● Your goal
Look through the lines below and extract any with the word "Registrations".

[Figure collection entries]
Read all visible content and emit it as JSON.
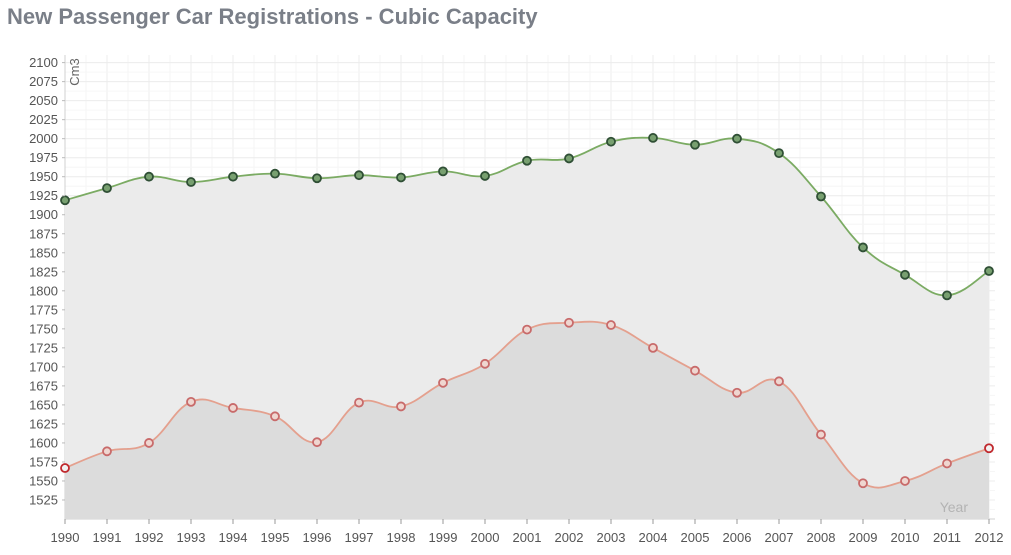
{
  "title": "New Passenger Car Registrations - Cubic Capacity",
  "chart_data": {
    "type": "area",
    "title": "New Passenger Car Registrations - Cubic Capacity",
    "xlabel": "Year",
    "ylabel": "Cm3",
    "x": [
      1990,
      1991,
      1992,
      1993,
      1994,
      1995,
      1996,
      1997,
      1998,
      1999,
      2000,
      2001,
      2002,
      2003,
      2004,
      2005,
      2006,
      2007,
      2008,
      2009,
      2010,
      2011,
      2012
    ],
    "ylim": [
      1500,
      2110
    ],
    "yticks": [
      1525,
      1550,
      1575,
      1600,
      1625,
      1650,
      1675,
      1700,
      1725,
      1750,
      1775,
      1800,
      1825,
      1850,
      1875,
      1900,
      1925,
      1950,
      1975,
      2000,
      2025,
      2050,
      2075,
      2100
    ],
    "grid": true,
    "series": [
      {
        "color": "#7bab63",
        "fill": "#ebebeb",
        "marker_fill": "#78a070",
        "marker_stroke": "#2f4f35",
        "values": [
          1919,
          1935,
          1950,
          1943,
          1950,
          1954,
          1948,
          1952,
          1949,
          1957,
          1951,
          1971,
          1974,
          1996,
          2001,
          1992,
          2000,
          1981,
          1924,
          1857,
          1821,
          1794,
          1826
        ]
      },
      {
        "color": "#e4a08e",
        "fill": "#dcdcdc",
        "marker_fill": "#efd6d0",
        "marker_stroke": "#c86a6a",
        "values": [
          1567,
          1589,
          1600,
          1654,
          1646,
          1635,
          1601,
          1653,
          1648,
          1679,
          1704,
          1749,
          1758,
          1755,
          1725,
          1695,
          1666,
          1681,
          1611,
          1547,
          1550,
          1573,
          1593
        ]
      }
    ]
  }
}
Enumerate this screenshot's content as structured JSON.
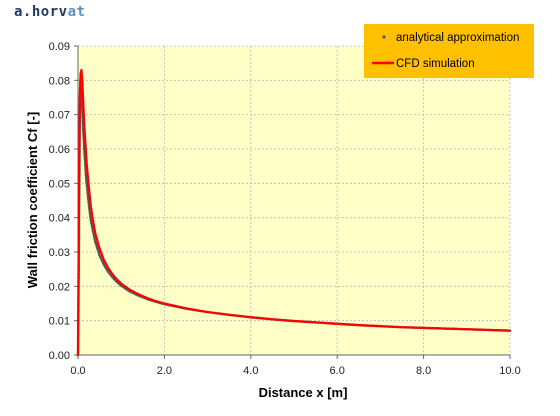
{
  "brand": {
    "prefix": "a.horv",
    "accent": "at"
  },
  "chart_data": {
    "type": "line",
    "xlabel": "Distance x [m]",
    "ylabel": "Wall friction coefficient Cf [-]",
    "xlim": [
      0,
      10
    ],
    "ylim": [
      0,
      0.09
    ],
    "x_ticks": [
      "0.0",
      "2.0",
      "4.0",
      "6.0",
      "8.0",
      "10.0"
    ],
    "y_ticks": [
      "0.00",
      "0.01",
      "0.02",
      "0.03",
      "0.04",
      "0.05",
      "0.06",
      "0.07",
      "0.08",
      "0.09"
    ],
    "grid": true,
    "legend_position": "top-right",
    "plot_background": "#ffffc8",
    "legend_background": "#ffc000",
    "series": [
      {
        "name": "analytical approximation",
        "style": "dots",
        "color": "#555555",
        "x": [
          0,
          0.02,
          0.04,
          0.06,
          0.08,
          0.1,
          0.12,
          0.15,
          0.18,
          0.2,
          0.25,
          0.3,
          0.35,
          0.4,
          0.5,
          0.6,
          0.7,
          0.8,
          0.9,
          1.0,
          1.2,
          1.4,
          1.6,
          1.8,
          2.0,
          2.5,
          3.0,
          3.5,
          4.0,
          4.5,
          5.0,
          5.5,
          6.0,
          6.5,
          7.0,
          7.5,
          8.0,
          8.5,
          9.0,
          9.5,
          10.0
        ],
        "y": [
          0,
          0.03,
          0.065,
          0.08,
          0.079,
          0.072,
          0.066,
          0.059,
          0.053,
          0.05,
          0.044,
          0.039,
          0.036,
          0.033,
          0.029,
          0.0263,
          0.0242,
          0.0226,
          0.0213,
          0.0202,
          0.0185,
          0.0173,
          0.0163,
          0.0155,
          0.0148,
          0.0135,
          0.0125,
          0.0117,
          0.011,
          0.0104,
          0.0099,
          0.0095,
          0.0091,
          0.0087,
          0.0084,
          0.0081,
          0.0079,
          0.0077,
          0.0075,
          0.0073,
          0.0071
        ]
      },
      {
        "name": "CFD simulation",
        "style": "line",
        "color": "#ff0000",
        "x": [
          0,
          0.01,
          0.02,
          0.04,
          0.06,
          0.08,
          0.1,
          0.12,
          0.15,
          0.18,
          0.2,
          0.25,
          0.3,
          0.35,
          0.4,
          0.5,
          0.6,
          0.7,
          0.8,
          0.9,
          1.0,
          1.2,
          1.4,
          1.6,
          1.8,
          2.0,
          2.5,
          3.0,
          3.5,
          4.0,
          4.5,
          5.0,
          5.5,
          6.0,
          6.5,
          7.0,
          7.5,
          8.0,
          8.5,
          9.0,
          9.5,
          10.0
        ],
        "y": [
          0,
          0.02,
          0.045,
          0.075,
          0.082,
          0.083,
          0.08,
          0.074,
          0.066,
          0.06,
          0.056,
          0.049,
          0.043,
          0.039,
          0.0355,
          0.031,
          0.0277,
          0.0253,
          0.0235,
          0.022,
          0.0208,
          0.019,
          0.0177,
          0.0166,
          0.0157,
          0.015,
          0.0136,
          0.0125,
          0.0117,
          0.011,
          0.0104,
          0.0099,
          0.0095,
          0.0091,
          0.0087,
          0.0084,
          0.0081,
          0.0079,
          0.0077,
          0.0075,
          0.0073,
          0.0071
        ]
      }
    ]
  }
}
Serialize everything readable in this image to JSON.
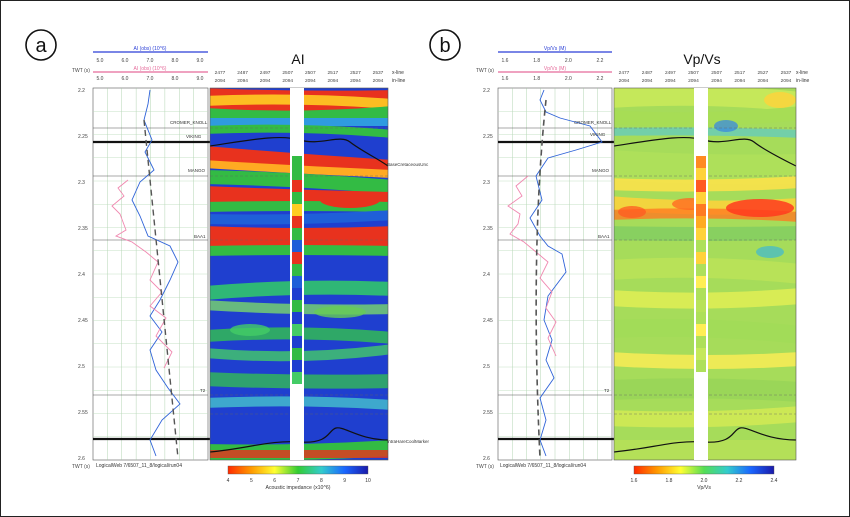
{
  "panels": [
    {
      "id": "a",
      "label": "a",
      "title": "AI",
      "track_header_blue": "AI (obs) (10^6)",
      "track_header_pink": "AI (obs) (10^6)",
      "track_scale": [
        "5.0",
        "6.0",
        "7.0",
        "8.0",
        "9.0"
      ],
      "time_unit": "TWT (s)",
      "axis_bottom_label": "TWT (s)",
      "time_ticks": [
        "2.2",
        "2.25",
        "2.3",
        "2.35",
        "2.4",
        "2.45",
        "2.5",
        "2.55",
        "2.6"
      ],
      "horizons": [
        "CROMER_KNOLL",
        "VIKING",
        "MANGO",
        "BAA1",
        "T2"
      ],
      "right_horizons": [
        "BaseCretaceousUnc",
        "IntraHareCoolMarker"
      ],
      "xline_labels": [
        "2477",
        "2487",
        "2497",
        "2507",
        "2507",
        "2517",
        "2527",
        "2537"
      ],
      "inline_label": "2094",
      "xline_caption": "x-line",
      "inline_caption": "in-line",
      "footer": "LogicalWeb 7/6507_11_8/logical/run04",
      "colorbar": {
        "ticks": [
          "4",
          "5",
          "6",
          "7",
          "8",
          "9",
          "10"
        ],
        "label": "Acoustic impedance (x10^6)",
        "stops": [
          "#ff2a00",
          "#ff9a00",
          "#ffff33",
          "#33cc33",
          "#33cccc",
          "#1a66ff",
          "#1a1aaa"
        ]
      }
    },
    {
      "id": "b",
      "label": "b",
      "title": "Vp/Vs",
      "track_header_blue": "Vp/Vs (M)",
      "track_header_pink": "Vp/Vs (M)",
      "track_scale": [
        "1.6",
        "1.8",
        "2.0",
        "2.2"
      ],
      "time_unit": "TWT (s)",
      "axis_bottom_label": "TWT (s)",
      "time_ticks": [
        "2.2",
        "2.25",
        "2.3",
        "2.35",
        "2.4",
        "2.45",
        "2.5",
        "2.55",
        "2.6"
      ],
      "horizons": [
        "CROMER_KNOLL",
        "VIKING",
        "MANGO",
        "BAA1",
        "T2"
      ],
      "xline_labels": [
        "2477",
        "2487",
        "2497",
        "2507",
        "2507",
        "2517",
        "2527",
        "2537"
      ],
      "inline_label": "2094",
      "xline_caption": "x-line",
      "inline_caption": "in-line",
      "footer": "LogicalWeb 7/6507_11_8/logical/run04",
      "colorbar": {
        "ticks": [
          "1.6",
          "1.8",
          "2.0",
          "2.2",
          "2.4"
        ],
        "label": "Vp/Vs",
        "stops": [
          "#ff2a00",
          "#ff9a00",
          "#ffff33",
          "#55dd55",
          "#33cccc",
          "#1a66ff",
          "#1a1aaa"
        ]
      }
    }
  ]
}
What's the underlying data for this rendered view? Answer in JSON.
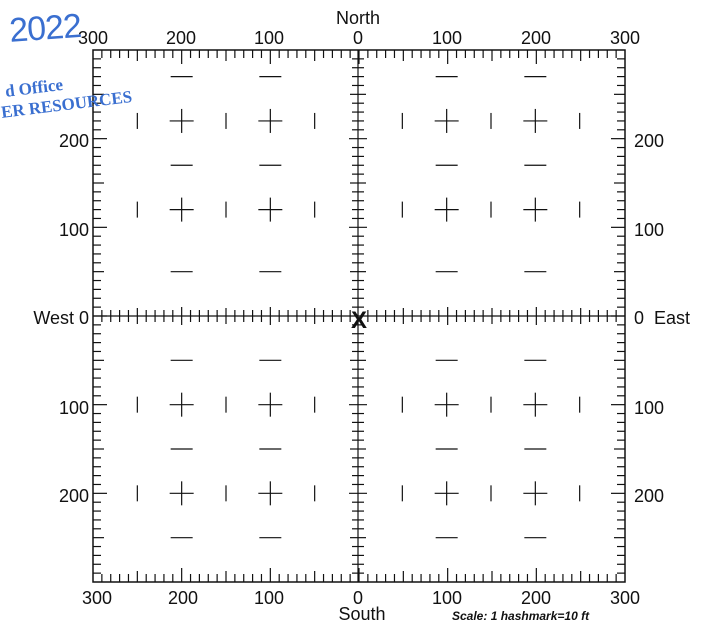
{
  "stamp": {
    "year": "2022",
    "line1": "d Office",
    "line2": "ER RESOURCES"
  },
  "compass": {
    "north": "North",
    "south": "South",
    "west": "West",
    "east": "East"
  },
  "scale_label": "Scale:  1 hashmark=10 ft",
  "axes": {
    "top_ticks": [
      "300",
      "200",
      "100",
      "0",
      "100",
      "200",
      "300"
    ],
    "bottom_ticks": [
      "300",
      "200",
      "100",
      "0",
      "100",
      "200",
      "300"
    ],
    "left_ticks": [
      "200",
      "100",
      "West 0",
      "100",
      "200"
    ],
    "right_ticks": [
      "200",
      "100",
      "0  East",
      "100",
      "200"
    ]
  },
  "center_marker": "X"
}
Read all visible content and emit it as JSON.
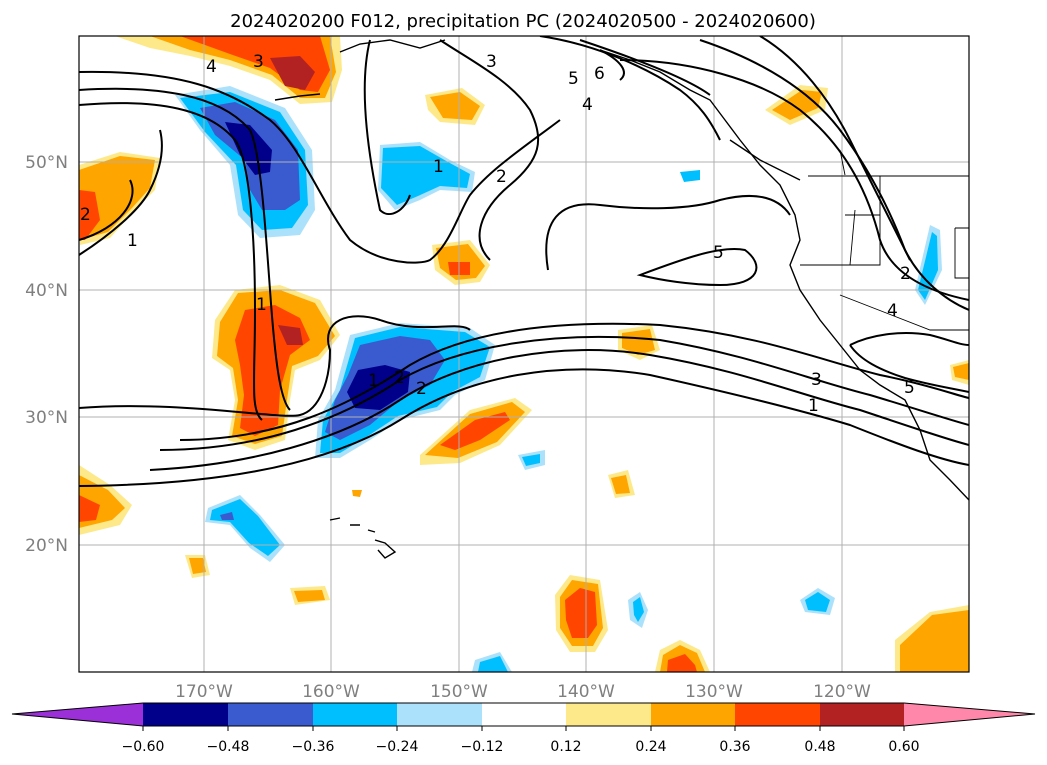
{
  "title": "2024020200 F012, precipitation PC (2024020500 - 2024020600)",
  "map": {
    "lat_labels": [
      "50°N",
      "40°N",
      "30°N",
      "20°N"
    ],
    "lon_labels": [
      "170°W",
      "160°W",
      "150°W",
      "140°W",
      "130°W",
      "120°W"
    ],
    "contour_labels": [
      "4",
      "3",
      "3",
      "5",
      "6",
      "4",
      "1",
      "2",
      "2",
      "1",
      "5",
      "1",
      "2",
      "3",
      "1",
      "4",
      "2",
      "2",
      "5",
      "1"
    ]
  },
  "colorbar": {
    "ticks": [
      "−0.60",
      "−0.48",
      "−0.36",
      "−0.24",
      "−0.12",
      "0.12",
      "0.24",
      "0.36",
      "0.48",
      "0.60"
    ],
    "colors": [
      "#9b30d8",
      "#00008b",
      "#3a5bd0",
      "#00bfff",
      "#abe1fb",
      "#ffffff",
      "#fde98a",
      "#ffa500",
      "#ff4500",
      "#b22222",
      "#ff88aa"
    ]
  }
}
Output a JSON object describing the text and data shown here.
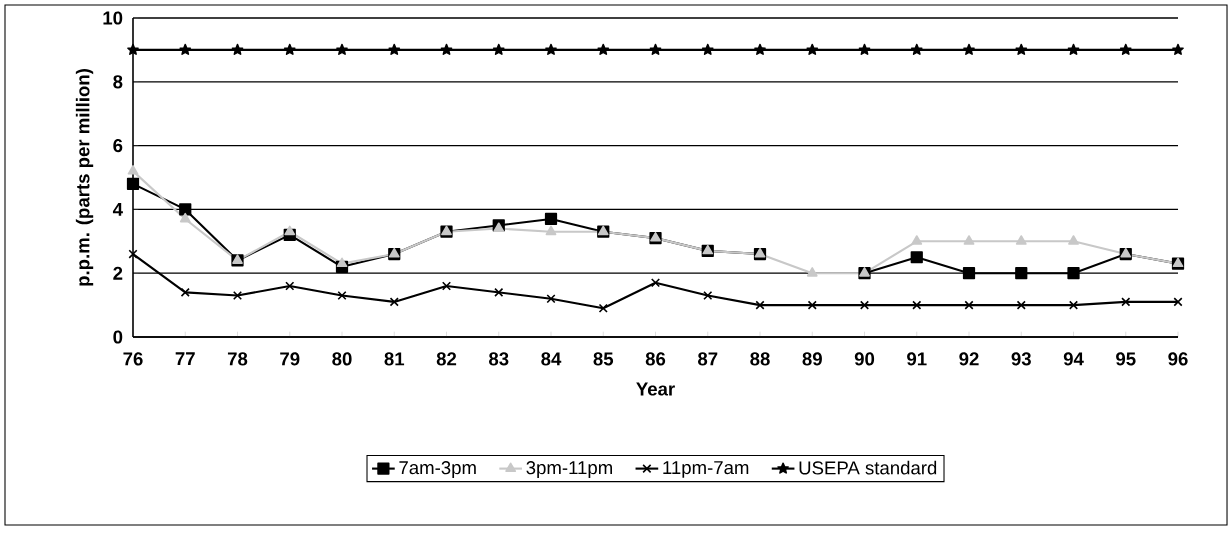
{
  "chart_data": {
    "type": "line",
    "xlabel": "Year",
    "ylabel": "p.p.m. (parts per million)",
    "categories": [
      "76",
      "77",
      "78",
      "79",
      "80",
      "81",
      "82",
      "83",
      "84",
      "85",
      "86",
      "87",
      "88",
      "89",
      "90",
      "91",
      "92",
      "93",
      "94",
      "95",
      "96"
    ],
    "series": [
      {
        "name": "7am-3pm",
        "color": "#000000",
        "marker": "square",
        "values": [
          4.8,
          4.0,
          2.4,
          3.2,
          2.2,
          2.6,
          3.3,
          3.5,
          3.7,
          3.3,
          3.1,
          2.7,
          2.6,
          null,
          2.0,
          2.5,
          2.0,
          2.0,
          2.0,
          2.6,
          2.3
        ]
      },
      {
        "name": "3pm-11pm",
        "color": "#c8c8c8",
        "marker": "triangle",
        "values": [
          5.2,
          3.7,
          2.4,
          3.3,
          2.3,
          2.6,
          3.3,
          3.4,
          3.3,
          3.3,
          3.1,
          2.7,
          2.6,
          2.0,
          2.0,
          3.0,
          3.0,
          3.0,
          3.0,
          2.6,
          2.3
        ]
      },
      {
        "name": "11pm-7am",
        "color": "#000000",
        "marker": "cross",
        "values": [
          2.6,
          1.4,
          1.3,
          1.6,
          1.3,
          1.1,
          1.6,
          1.4,
          1.2,
          0.9,
          1.7,
          1.3,
          1.0,
          1.0,
          1.0,
          1.0,
          1.0,
          1.0,
          1.0,
          1.1,
          1.1
        ]
      },
      {
        "name": "USEPA standard",
        "color": "#000000",
        "marker": "star",
        "values": [
          9,
          9,
          9,
          9,
          9,
          9,
          9,
          9,
          9,
          9,
          9,
          9,
          9,
          9,
          9,
          9,
          9,
          9,
          9,
          9,
          9
        ]
      }
    ],
    "ylim": [
      0,
      10
    ],
    "yticks": [
      0,
      2,
      4,
      6,
      8,
      10
    ],
    "grid": "y",
    "legend": "bottom",
    "line_style": "solid"
  }
}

● Answer for this exercise
  "title": "New Passenger Car Registrations - Cubic Capacity",
    "title": "New Passenger Car Registrations - Cubic Capacity",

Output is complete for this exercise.